### DATA SUPPLIED
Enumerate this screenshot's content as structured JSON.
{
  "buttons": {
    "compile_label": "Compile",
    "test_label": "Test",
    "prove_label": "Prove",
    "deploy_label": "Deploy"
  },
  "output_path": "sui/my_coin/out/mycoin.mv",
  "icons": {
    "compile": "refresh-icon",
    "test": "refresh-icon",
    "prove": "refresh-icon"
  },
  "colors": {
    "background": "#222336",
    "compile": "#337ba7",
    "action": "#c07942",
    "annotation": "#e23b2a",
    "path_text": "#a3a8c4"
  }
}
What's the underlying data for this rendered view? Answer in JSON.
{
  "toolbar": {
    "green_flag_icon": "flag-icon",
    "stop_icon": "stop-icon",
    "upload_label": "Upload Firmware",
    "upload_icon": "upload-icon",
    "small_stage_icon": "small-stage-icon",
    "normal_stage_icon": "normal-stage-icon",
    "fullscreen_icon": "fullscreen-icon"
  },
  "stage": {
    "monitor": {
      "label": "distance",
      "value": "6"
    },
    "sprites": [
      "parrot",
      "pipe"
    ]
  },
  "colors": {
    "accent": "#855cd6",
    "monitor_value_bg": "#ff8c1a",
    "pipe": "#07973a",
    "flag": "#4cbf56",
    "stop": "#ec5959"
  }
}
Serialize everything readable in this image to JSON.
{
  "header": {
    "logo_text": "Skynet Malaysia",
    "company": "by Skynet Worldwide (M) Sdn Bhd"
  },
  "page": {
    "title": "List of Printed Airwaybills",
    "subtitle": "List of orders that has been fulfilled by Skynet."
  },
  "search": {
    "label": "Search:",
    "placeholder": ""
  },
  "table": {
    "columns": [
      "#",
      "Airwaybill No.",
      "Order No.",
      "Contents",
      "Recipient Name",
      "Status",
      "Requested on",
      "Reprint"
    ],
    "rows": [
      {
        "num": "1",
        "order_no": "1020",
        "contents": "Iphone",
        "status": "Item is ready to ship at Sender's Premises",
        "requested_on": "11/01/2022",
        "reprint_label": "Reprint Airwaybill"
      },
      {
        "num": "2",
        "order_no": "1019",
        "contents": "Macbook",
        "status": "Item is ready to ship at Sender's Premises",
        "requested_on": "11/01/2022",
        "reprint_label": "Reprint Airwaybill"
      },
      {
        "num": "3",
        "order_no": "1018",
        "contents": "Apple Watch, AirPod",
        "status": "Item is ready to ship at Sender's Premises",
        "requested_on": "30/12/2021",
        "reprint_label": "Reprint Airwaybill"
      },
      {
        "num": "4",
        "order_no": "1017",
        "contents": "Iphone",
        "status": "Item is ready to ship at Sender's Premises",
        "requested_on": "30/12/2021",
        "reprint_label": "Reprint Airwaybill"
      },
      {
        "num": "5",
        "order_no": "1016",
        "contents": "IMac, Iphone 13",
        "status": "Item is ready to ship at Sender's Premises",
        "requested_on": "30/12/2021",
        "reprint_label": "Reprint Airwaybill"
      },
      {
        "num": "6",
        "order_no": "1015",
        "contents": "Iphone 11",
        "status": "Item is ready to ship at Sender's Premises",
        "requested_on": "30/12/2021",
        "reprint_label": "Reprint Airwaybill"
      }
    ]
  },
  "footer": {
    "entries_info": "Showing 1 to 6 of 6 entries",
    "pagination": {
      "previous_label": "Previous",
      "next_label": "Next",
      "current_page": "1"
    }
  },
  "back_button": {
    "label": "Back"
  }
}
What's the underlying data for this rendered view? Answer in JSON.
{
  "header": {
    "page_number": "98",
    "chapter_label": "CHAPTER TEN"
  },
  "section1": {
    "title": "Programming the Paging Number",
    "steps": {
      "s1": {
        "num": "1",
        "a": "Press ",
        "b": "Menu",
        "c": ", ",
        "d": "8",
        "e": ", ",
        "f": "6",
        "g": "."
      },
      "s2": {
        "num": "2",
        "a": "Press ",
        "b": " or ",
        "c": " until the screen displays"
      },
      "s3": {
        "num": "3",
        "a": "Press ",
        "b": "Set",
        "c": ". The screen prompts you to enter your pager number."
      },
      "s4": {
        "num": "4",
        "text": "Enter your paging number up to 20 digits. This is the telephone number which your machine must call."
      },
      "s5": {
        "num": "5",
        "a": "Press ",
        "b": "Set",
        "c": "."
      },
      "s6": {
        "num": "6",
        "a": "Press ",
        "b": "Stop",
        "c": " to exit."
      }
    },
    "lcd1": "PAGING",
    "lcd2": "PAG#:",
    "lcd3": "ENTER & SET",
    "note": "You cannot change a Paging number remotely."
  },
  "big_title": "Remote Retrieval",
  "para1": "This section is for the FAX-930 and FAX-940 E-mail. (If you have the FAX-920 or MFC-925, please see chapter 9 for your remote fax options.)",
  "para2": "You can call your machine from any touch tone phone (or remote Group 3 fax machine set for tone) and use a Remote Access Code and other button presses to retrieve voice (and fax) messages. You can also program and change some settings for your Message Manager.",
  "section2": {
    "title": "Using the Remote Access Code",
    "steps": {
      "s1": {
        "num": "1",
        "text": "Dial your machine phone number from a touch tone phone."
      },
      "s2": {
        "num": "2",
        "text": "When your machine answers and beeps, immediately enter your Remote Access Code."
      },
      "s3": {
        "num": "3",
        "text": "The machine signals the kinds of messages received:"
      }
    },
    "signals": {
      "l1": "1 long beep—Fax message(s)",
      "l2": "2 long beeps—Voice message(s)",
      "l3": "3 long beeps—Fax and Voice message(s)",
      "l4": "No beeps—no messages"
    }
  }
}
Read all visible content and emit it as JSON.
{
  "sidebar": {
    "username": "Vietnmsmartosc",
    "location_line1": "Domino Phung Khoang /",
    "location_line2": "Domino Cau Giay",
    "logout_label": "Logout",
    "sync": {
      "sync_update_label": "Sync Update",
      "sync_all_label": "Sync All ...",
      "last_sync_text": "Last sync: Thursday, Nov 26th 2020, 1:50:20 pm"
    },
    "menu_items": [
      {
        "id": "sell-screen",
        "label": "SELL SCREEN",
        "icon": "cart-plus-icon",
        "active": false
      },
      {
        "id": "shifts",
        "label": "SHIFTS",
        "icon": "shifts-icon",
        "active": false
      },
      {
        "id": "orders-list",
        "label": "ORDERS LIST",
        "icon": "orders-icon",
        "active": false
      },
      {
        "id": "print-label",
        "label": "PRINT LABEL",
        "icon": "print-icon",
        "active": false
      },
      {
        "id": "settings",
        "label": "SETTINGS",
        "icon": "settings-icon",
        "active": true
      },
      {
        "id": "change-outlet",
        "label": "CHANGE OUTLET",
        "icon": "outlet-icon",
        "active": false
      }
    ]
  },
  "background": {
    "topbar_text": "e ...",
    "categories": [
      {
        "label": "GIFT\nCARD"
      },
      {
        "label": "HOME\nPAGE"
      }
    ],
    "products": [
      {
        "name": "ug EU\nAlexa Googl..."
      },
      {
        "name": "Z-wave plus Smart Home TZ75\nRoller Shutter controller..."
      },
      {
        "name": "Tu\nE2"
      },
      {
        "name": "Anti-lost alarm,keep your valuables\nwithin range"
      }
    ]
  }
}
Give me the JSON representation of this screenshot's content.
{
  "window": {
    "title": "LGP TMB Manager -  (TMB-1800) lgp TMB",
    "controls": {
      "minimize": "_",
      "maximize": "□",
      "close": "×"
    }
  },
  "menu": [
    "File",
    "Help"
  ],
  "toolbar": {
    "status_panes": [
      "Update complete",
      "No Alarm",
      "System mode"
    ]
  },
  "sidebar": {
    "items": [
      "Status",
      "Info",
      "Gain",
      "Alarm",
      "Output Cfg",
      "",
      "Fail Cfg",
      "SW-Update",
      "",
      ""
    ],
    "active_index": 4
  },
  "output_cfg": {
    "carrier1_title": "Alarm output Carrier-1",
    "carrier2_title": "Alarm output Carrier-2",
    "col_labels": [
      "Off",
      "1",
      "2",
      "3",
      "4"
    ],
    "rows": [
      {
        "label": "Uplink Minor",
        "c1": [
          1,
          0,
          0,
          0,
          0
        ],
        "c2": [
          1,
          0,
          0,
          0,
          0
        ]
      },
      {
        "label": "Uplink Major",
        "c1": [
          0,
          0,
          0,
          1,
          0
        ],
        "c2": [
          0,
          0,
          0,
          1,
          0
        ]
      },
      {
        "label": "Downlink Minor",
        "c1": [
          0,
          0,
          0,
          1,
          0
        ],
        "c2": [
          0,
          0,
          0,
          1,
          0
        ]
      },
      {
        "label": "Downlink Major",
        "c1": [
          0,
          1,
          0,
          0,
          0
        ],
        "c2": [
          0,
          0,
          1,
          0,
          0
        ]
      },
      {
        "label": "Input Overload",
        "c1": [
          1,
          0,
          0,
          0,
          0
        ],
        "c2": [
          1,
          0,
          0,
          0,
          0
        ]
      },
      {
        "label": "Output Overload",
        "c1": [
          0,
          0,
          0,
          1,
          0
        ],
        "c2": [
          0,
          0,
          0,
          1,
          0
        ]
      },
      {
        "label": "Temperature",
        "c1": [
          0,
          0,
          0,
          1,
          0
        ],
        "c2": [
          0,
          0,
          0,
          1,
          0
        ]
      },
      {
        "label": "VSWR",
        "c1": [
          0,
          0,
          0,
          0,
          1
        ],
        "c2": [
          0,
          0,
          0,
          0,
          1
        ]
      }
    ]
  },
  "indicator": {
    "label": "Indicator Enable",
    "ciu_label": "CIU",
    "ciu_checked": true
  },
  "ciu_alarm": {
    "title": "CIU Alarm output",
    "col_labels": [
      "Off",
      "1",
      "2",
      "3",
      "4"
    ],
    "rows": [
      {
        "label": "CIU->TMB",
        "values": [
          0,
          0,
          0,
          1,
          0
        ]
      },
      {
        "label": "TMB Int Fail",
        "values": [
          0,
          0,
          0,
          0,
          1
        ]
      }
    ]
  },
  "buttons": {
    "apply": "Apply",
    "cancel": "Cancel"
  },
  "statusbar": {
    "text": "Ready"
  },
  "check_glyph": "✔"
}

### WORK TO BE COMPLETED
Search the records for the word "touch". Copy every line that has it.

### REPLY TO THE TASK
  "para2": "You can call your machine from any touch tone phone (or remote Group 3 fax machine set for tone) and use a Remote Access Code and other button presses to retrieve voice (and fax) messages. You can also program and change some settings for your Message Manager.",
        "text": "Dial your machine phone number from a touch tone phone."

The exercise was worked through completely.